• _YOUR INSTRUCTIONS_: Print the data that follows exactly.

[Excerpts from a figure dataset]
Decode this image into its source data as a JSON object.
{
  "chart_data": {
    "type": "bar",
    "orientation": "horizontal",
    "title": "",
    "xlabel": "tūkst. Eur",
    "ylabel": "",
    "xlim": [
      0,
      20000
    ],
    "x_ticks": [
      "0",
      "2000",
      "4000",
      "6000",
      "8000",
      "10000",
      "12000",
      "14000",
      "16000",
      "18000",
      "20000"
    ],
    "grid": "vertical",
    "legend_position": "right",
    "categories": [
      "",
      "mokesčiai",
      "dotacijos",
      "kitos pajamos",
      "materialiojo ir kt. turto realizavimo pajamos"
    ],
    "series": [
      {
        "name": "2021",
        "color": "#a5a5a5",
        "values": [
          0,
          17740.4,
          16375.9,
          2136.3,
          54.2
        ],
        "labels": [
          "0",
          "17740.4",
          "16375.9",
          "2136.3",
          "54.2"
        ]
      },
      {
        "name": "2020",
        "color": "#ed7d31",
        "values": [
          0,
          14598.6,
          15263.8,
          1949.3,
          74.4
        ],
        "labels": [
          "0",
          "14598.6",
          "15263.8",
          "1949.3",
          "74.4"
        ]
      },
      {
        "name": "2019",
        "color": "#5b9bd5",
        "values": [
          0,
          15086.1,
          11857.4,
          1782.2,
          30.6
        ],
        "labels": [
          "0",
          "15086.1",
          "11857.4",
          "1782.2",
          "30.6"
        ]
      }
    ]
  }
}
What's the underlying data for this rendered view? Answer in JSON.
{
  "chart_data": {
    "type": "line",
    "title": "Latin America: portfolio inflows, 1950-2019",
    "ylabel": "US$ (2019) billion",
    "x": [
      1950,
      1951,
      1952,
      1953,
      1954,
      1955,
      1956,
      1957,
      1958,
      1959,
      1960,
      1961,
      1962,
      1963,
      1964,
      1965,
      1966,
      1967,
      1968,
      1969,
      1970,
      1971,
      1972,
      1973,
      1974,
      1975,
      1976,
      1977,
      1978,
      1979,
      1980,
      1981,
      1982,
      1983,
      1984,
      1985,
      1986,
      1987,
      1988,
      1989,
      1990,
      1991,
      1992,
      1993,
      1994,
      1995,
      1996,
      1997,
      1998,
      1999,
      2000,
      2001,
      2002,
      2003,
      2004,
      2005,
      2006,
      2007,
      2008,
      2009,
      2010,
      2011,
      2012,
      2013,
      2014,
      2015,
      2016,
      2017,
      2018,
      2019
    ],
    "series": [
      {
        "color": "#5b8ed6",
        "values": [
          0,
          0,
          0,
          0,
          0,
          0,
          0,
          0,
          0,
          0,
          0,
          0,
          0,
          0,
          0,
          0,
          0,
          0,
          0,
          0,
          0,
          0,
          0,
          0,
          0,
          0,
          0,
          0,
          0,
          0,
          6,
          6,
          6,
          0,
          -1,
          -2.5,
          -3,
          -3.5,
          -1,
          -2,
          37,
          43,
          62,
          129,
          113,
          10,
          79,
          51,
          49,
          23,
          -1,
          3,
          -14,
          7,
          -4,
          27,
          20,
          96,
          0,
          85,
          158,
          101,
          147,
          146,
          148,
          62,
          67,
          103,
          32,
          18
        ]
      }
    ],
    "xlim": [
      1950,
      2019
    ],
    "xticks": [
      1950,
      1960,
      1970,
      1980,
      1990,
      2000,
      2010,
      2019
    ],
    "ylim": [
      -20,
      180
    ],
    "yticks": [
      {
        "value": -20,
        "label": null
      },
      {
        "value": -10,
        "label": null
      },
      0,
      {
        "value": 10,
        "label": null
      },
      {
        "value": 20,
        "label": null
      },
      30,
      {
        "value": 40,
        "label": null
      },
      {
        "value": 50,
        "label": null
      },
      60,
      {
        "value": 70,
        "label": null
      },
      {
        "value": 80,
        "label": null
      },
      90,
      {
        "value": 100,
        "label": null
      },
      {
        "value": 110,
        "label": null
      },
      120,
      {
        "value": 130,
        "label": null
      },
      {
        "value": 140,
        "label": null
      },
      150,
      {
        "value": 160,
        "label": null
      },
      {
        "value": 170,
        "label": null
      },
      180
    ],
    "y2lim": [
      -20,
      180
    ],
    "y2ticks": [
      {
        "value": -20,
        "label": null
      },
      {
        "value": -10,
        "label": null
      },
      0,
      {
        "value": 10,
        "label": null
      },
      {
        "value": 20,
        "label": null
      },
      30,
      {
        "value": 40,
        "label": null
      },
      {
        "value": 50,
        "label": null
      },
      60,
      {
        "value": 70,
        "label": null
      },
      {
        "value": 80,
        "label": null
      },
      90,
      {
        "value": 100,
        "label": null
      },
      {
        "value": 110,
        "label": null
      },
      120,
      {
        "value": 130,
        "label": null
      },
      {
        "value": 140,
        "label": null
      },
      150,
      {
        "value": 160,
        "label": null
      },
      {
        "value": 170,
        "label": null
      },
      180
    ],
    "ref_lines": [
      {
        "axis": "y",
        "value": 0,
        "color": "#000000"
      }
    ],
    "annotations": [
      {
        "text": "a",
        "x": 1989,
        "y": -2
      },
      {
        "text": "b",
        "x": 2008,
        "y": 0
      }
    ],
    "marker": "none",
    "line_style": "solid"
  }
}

• _REPLY_:
Decode this image into its source data as a JSON object.
{
  "chart_data": {
    "type": "bar",
    "orientation": "horizontal",
    "title": "",
    "xlabel": "tūkst. Eur",
    "ylabel": "",
    "xlim": [
      0,
      20000
    ],
    "x_ticks": [
      "0",
      "2000",
      "4000",
      "6000",
      "8000",
      "10000",
      "12000",
      "14000",
      "16000",
      "18000",
      "20000"
    ],
    "grid": "vertical",
    "legend_position": "right",
    "categories": [
      "",
      "mokesčiai",
      "dotacijos",
      "kitos pajamos",
      "materialiojo ir kt. turto realizavimo pajamos"
    ],
    "series": [
      {
        "name": "2021",
        "color": "#a5a5a5",
        "values": [
          0,
          17740.4,
          16375.9,
          2136.3,
          54.2
        ],
        "labels": [
          "0",
          "17740.4",
          "16375.9",
          "2136.3",
          "54.2"
        ]
      },
      {
        "name": "2020",
        "color": "#ed7d31",
        "values": [
          0,
          14598.6,
          15263.8,
          1949.3,
          74.4
        ],
        "labels": [
          "0",
          "14598.6",
          "15263.8",
          "1949.3",
          "74.4"
        ]
      },
      {
        "name": "2019",
        "color": "#5b9bd5",
        "values": [
          0,
          15086.1,
          11857.4,
          1782.2,
          30.6
        ],
        "labels": [
          "0",
          "15086.1",
          "11857.4",
          "1782.2",
          "30.6"
        ]
      }
    ]
  }
}
What's the underlying data for this rendered view? Answer in JSON.
{
  "chart_data": {
    "type": "line",
    "title": "Latin America: portfolio inflows, 1950-2019",
    "ylabel": "US$ (2019) billion",
    "x": [
      1950,
      1951,
      1952,
      1953,
      1954,
      1955,
      1956,
      1957,
      1958,
      1959,
      1960,
      1961,
      1962,
      1963,
      1964,
      1965,
      1966,
      1967,
      1968,
      1969,
      1970,
      1971,
      1972,
      1973,
      1974,
      1975,
      1976,
      1977,
      1978,
      1979,
      1980,
      1981,
      1982,
      1983,
      1984,
      1985,
      1986,
      1987,
      1988,
      1989,
      1990,
      1991,
      1992,
      1993,
      1994,
      1995,
      1996,
      1997,
      1998,
      1999,
      2000,
      2001,
      2002,
      2003,
      2004,
      2005,
      2006,
      2007,
      2008,
      2009,
      2010,
      2011,
      2012,
      2013,
      2014,
      2015,
      2016,
      2017,
      2018,
      2019
    ],
    "series": [
      {
        "color": "#5b8ed6",
        "values": [
          0,
          0,
          0,
          0,
          0,
          0,
          0,
          0,
          0,
          0,
          0,
          0,
          0,
          0,
          0,
          0,
          0,
          0,
          0,
          0,
          0,
          0,
          0,
          0,
          0,
          0,
          0,
          0,
          0,
          0,
          6,
          6,
          6,
          0,
          -1,
          -2.5,
          -3,
          -3.5,
          -1,
          -2,
          37,
          43,
          62,
          129,
          113,
          10,
          79,
          51,
          49,
          23,
          -1,
          3,
          -14,
          7,
          -4,
          27,
          20,
          96,
          0,
          85,
          158,
          101,
          147,
          146,
          148,
          62,
          67,
          103,
          32,
          18
        ]
      }
    ],
    "xlim": [
      1950,
      2019
    ],
    "xticks": [
      1950,
      1960,
      1970,
      1980,
      1990,
      2000,
      2010,
      2019
    ],
    "ylim": [
      -20,
      180
    ],
    "yticks": [
      {
        "value": -20,
        "label": null
      },
      {
        "value": -10,
        "label": null
      },
      0,
      {
        "value": 10,
        "label": null
      },
      {
        "value": 20,
        "label": null
      },
      30,
      {
        "value": 40,
        "label": null
      },
      {
        "value": 50,
        "label": null
      },
      60,
      {
        "value": 70,
        "label": null
      },
      {
        "value": 80,
        "label": null
      },
      90,
      {
        "value": 100,
        "label": null
      },
      {
        "value": 110,
        "label": null
      },
      120,
      {
        "value": 130,
        "label": null
      },
      {
        "value": 140,
        "label": null
      },
      150,
      {
        "value": 160,
        "label": null
      },
      {
        "value": 170,
        "label": null
      },
      180
    ],
    "y2lim": [
      -20,
      180
    ],
    "y2ticks": [
      {
        "value": -20,
        "label": null
      },
      {
        "value": -10,
        "label": null
      },
      0,
      {
        "value": 10,
        "label": null
      },
      {
        "value": 20,
        "label": null
      },
      30,
      {
        "value": 40,
        "label": null
      },
      {
        "value": 50,
        "label": null
      },
      60,
      {
        "value": 70,
        "label": null
      },
      {
        "value": 80,
        "label": null
      },
      90,
      {
        "value": 100,
        "label": null
      },
      {
        "value": 110,
        "label": null
      },
      120,
      {
        "value": 130,
        "label": null
      },
      {
        "value": 140,
        "label": null
      },
      150,
      {
        "value": 160,
        "label": null
      },
      {
        "value": 170,
        "label": null
      },
      180
    ],
    "ref_lines": [
      {
        "axis": "y",
        "value": 0,
        "color": "#000000"
      }
    ],
    "annotations": [
      {
        "text": "a",
        "x": 1989,
        "y": -2
      },
      {
        "text": "b",
        "x": 2008,
        "y": 0
      }
    ],
    "marker": "none",
    "line_style": "solid"
  }
}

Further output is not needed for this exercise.